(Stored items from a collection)
* * *

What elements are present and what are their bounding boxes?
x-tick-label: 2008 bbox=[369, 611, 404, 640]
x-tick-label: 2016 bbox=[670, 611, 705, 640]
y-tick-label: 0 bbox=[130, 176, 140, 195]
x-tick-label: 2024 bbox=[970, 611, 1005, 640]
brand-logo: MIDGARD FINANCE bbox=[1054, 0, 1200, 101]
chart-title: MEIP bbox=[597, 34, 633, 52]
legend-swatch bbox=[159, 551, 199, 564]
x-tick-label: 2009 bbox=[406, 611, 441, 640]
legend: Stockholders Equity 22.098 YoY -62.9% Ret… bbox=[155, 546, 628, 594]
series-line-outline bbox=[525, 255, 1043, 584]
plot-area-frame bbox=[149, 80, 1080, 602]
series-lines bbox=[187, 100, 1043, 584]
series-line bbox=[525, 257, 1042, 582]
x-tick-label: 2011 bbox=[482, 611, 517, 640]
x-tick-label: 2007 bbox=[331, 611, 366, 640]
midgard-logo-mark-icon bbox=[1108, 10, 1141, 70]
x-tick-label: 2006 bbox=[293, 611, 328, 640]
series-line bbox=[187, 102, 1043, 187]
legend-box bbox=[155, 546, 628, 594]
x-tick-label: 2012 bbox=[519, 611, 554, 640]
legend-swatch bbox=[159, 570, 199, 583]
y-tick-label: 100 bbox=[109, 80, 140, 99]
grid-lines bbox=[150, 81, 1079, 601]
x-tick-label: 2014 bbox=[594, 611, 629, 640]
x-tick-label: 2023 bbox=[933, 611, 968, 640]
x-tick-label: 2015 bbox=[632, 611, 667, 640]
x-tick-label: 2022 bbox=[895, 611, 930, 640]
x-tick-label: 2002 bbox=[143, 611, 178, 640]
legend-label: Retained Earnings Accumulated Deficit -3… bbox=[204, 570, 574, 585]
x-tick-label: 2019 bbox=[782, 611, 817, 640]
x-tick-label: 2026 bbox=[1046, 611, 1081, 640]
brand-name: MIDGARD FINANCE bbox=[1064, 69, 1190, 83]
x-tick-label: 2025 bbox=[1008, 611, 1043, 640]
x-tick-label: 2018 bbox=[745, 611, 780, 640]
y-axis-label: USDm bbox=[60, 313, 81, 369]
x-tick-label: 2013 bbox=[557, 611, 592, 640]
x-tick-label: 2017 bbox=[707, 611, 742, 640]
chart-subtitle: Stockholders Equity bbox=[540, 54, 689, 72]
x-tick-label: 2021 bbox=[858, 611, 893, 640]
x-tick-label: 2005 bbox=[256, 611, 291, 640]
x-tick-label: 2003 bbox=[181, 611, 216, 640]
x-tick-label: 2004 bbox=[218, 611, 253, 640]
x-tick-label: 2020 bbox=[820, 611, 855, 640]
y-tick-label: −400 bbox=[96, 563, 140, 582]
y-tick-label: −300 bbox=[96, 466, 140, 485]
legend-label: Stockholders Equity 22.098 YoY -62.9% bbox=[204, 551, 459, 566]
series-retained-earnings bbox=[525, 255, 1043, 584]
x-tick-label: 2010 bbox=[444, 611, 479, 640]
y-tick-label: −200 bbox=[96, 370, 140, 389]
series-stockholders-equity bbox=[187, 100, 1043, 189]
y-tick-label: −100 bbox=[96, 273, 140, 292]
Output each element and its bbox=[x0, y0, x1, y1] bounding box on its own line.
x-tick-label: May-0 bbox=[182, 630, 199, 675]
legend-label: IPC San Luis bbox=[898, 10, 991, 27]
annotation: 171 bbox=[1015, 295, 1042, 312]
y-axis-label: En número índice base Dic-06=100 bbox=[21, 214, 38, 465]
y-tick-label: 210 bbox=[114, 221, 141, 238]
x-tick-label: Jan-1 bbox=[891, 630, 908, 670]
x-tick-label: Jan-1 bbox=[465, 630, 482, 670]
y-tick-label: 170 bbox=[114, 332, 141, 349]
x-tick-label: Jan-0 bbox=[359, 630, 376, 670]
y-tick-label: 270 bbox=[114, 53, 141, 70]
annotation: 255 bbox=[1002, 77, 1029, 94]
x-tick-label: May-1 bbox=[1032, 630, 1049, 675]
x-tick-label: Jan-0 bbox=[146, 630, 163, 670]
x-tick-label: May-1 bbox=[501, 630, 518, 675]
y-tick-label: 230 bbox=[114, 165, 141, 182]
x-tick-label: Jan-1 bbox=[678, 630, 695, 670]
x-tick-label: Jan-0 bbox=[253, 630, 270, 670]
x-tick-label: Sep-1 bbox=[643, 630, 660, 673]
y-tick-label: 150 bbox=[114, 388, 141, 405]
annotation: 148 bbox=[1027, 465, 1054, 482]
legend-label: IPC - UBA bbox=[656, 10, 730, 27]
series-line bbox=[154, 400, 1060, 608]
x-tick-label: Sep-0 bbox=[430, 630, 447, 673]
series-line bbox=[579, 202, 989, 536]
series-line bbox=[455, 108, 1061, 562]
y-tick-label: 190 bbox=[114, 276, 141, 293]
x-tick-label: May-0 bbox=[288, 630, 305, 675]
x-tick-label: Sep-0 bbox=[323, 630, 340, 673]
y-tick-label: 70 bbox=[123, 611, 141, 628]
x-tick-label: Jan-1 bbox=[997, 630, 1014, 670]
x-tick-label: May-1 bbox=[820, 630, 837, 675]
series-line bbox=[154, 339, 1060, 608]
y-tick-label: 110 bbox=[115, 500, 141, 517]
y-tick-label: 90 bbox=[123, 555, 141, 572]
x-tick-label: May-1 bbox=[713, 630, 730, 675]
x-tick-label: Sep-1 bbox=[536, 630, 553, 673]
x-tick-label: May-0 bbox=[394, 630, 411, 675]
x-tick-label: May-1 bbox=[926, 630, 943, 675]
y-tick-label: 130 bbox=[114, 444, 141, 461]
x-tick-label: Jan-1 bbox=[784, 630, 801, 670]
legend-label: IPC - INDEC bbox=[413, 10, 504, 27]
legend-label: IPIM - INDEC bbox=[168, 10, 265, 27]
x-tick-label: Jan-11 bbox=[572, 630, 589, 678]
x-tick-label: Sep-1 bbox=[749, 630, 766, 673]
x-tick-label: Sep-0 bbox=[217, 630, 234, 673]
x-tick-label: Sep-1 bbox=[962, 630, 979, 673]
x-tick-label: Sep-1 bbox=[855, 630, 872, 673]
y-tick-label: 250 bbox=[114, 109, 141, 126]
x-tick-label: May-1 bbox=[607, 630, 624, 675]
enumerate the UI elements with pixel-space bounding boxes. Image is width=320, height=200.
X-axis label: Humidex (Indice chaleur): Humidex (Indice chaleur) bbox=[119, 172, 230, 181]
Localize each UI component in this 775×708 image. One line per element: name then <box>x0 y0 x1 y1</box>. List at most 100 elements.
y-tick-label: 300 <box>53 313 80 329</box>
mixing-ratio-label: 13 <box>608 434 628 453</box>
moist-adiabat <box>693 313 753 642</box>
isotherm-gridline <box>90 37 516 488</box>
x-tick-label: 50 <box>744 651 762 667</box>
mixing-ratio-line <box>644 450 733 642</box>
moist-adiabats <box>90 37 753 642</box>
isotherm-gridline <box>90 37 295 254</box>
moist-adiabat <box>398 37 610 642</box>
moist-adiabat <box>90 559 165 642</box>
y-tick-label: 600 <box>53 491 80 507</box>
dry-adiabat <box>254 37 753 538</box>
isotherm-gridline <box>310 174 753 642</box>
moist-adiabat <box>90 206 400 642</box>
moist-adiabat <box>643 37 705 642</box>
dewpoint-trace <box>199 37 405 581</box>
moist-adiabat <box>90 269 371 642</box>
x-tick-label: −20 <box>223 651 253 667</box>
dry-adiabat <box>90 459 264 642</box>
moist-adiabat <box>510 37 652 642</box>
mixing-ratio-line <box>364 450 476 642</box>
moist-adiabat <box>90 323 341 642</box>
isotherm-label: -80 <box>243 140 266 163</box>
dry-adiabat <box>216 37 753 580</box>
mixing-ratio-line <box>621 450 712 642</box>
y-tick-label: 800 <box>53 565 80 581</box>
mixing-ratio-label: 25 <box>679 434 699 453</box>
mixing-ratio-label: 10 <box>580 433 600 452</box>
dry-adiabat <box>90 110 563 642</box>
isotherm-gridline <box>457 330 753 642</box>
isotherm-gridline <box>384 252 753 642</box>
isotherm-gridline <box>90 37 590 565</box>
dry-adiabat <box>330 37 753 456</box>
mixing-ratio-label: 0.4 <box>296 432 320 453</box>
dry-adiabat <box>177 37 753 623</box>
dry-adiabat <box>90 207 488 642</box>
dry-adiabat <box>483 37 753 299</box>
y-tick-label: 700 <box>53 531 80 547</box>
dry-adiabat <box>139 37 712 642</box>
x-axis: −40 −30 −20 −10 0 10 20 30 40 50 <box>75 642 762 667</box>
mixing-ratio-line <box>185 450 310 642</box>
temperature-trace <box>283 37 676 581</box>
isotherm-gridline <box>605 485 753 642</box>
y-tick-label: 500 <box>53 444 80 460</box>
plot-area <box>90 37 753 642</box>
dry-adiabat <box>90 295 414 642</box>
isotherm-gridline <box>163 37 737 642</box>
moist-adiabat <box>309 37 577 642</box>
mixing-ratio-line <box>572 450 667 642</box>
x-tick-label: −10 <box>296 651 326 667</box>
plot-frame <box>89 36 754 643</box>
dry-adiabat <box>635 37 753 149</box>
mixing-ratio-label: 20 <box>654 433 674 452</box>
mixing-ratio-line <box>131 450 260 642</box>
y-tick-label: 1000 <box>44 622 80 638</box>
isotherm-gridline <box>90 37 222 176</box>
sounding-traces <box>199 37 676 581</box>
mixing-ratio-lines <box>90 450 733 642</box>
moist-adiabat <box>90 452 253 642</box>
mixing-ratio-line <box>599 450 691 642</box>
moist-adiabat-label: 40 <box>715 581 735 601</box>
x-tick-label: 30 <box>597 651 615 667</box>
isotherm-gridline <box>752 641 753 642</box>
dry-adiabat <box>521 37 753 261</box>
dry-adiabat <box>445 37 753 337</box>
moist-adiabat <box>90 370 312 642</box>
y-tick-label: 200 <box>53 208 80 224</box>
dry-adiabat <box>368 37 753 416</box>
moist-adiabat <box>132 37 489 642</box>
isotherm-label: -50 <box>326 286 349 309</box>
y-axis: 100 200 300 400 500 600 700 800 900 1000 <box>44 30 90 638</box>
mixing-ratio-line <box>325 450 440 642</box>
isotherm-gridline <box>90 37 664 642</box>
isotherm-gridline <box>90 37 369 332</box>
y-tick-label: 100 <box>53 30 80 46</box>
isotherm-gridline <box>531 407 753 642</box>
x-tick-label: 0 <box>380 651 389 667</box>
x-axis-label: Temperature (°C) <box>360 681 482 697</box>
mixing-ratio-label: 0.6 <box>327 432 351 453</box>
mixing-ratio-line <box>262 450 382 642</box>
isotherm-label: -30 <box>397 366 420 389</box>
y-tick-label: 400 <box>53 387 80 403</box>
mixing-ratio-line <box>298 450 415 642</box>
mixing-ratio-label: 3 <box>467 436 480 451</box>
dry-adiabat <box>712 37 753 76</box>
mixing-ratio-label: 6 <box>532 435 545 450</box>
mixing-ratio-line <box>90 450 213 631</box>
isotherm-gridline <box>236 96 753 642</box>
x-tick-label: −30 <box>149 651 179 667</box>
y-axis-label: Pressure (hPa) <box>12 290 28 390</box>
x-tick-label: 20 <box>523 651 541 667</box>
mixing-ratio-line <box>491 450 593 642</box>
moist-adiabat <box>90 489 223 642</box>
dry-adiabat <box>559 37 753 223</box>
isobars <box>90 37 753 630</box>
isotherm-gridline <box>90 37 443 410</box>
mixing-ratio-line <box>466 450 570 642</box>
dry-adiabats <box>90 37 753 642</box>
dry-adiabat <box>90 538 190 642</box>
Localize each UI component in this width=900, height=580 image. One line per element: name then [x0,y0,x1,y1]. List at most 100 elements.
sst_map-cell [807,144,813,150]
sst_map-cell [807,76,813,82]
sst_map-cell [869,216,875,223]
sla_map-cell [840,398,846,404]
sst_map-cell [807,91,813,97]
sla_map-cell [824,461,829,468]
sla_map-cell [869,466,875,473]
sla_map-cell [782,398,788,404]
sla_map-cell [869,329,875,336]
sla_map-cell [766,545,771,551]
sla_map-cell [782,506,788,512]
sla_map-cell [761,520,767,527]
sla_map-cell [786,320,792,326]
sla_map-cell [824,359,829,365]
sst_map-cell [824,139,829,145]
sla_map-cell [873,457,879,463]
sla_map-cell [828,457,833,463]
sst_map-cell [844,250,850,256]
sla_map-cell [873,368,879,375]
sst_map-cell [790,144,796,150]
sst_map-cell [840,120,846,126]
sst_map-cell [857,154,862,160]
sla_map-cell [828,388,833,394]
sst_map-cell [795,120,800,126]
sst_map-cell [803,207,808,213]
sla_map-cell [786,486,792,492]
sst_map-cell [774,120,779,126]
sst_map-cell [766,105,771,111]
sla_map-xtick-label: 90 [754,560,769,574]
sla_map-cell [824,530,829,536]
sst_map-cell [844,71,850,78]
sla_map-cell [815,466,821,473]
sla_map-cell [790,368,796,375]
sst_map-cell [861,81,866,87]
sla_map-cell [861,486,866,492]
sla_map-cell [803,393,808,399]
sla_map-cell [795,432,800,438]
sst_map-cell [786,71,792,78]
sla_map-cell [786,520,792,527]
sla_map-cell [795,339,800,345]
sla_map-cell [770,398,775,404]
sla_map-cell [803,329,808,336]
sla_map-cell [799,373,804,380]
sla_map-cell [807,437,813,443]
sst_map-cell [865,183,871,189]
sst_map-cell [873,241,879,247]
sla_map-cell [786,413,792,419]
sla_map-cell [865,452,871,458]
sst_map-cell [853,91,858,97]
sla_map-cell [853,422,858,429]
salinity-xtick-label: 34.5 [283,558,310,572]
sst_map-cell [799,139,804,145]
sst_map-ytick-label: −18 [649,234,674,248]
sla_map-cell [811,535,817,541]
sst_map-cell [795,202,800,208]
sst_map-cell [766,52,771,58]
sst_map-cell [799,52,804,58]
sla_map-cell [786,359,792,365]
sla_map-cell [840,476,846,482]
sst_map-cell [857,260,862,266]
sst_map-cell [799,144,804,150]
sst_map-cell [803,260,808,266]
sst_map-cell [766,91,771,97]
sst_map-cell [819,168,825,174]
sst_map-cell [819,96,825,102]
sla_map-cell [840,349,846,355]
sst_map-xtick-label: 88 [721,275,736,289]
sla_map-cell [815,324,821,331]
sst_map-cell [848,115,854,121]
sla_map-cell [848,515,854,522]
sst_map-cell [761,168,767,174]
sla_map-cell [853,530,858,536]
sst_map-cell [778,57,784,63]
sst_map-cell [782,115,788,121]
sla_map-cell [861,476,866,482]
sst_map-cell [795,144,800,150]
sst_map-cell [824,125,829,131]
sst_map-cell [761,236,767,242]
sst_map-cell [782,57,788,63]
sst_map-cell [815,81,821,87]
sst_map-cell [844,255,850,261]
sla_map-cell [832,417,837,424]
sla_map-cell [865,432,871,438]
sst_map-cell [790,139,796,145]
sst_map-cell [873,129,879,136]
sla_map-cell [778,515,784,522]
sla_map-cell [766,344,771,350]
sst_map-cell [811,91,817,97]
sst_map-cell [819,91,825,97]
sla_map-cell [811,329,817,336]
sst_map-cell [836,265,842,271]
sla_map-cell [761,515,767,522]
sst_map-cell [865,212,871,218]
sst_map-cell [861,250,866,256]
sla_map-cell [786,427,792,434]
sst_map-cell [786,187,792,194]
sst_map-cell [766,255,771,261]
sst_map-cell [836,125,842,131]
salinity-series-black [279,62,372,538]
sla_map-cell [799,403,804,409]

* * *

### Stated goal
Rewrite the entries from the start through the line that contains "x-tick-label: 2020 bbox=[820, 611, 855, 640]", replacing "legend-swatch" with "legend-marker" and leaving everything else unchanged.

### The answer
What elements are present and what are their bounding boxes?
x-tick-label: 2008 bbox=[369, 611, 404, 640]
x-tick-label: 2016 bbox=[670, 611, 705, 640]
y-tick-label: 0 bbox=[130, 176, 140, 195]
x-tick-label: 2024 bbox=[970, 611, 1005, 640]
brand-logo: MIDGARD FINANCE bbox=[1054, 0, 1200, 101]
chart-title: MEIP bbox=[597, 34, 633, 52]
legend-marker bbox=[159, 551, 199, 564]
x-tick-label: 2009 bbox=[406, 611, 441, 640]
legend: Stockholders Equity 22.098 YoY -62.9% Ret… bbox=[155, 546, 628, 594]
series-line-outline bbox=[525, 255, 1043, 584]
plot-area-frame bbox=[149, 80, 1080, 602]
series-lines bbox=[187, 100, 1043, 584]
series-line bbox=[525, 257, 1042, 582]
x-tick-label: 2011 bbox=[482, 611, 517, 640]
x-tick-label: 2007 bbox=[331, 611, 366, 640]
midgard-logo-mark-icon bbox=[1108, 10, 1141, 70]
x-tick-label: 2006 bbox=[293, 611, 328, 640]
series-line bbox=[187, 102, 1043, 187]
legend-box bbox=[155, 546, 628, 594]
x-tick-label: 2012 bbox=[519, 611, 554, 640]
legend-marker bbox=[159, 570, 199, 583]
y-tick-label: 100 bbox=[109, 80, 140, 99]
grid-lines bbox=[150, 81, 1079, 601]
x-tick-label: 2014 bbox=[594, 611, 629, 640]
x-tick-label: 2023 bbox=[933, 611, 968, 640]
x-tick-label: 2015 bbox=[632, 611, 667, 640]
x-tick-label: 2022 bbox=[895, 611, 930, 640]
x-tick-label: 2002 bbox=[143, 611, 178, 640]
legend-label: Retained Earnings Accumulated Deficit -3… bbox=[204, 570, 574, 585]
x-tick-label: 2019 bbox=[782, 611, 817, 640]
x-tick-label: 2026 bbox=[1046, 611, 1081, 640]
brand-name: MIDGARD FINANCE bbox=[1064, 69, 1190, 83]
x-tick-label: 2025 bbox=[1008, 611, 1043, 640]
x-tick-label: 2018 bbox=[745, 611, 780, 640]
y-axis-label: USDm bbox=[60, 313, 81, 369]
x-tick-label: 2013 bbox=[557, 611, 592, 640]
x-tick-label: 2017 bbox=[707, 611, 742, 640]
chart-subtitle: Stockholders Equity bbox=[540, 54, 689, 72]
x-tick-label: 2021 bbox=[858, 611, 893, 640]
x-tick-label: 2005 bbox=[256, 611, 291, 640]
x-tick-label: 2003 bbox=[181, 611, 216, 640]
x-tick-label: 2004 bbox=[218, 611, 253, 640]
x-tick-label: 2020 bbox=[820, 611, 855, 640]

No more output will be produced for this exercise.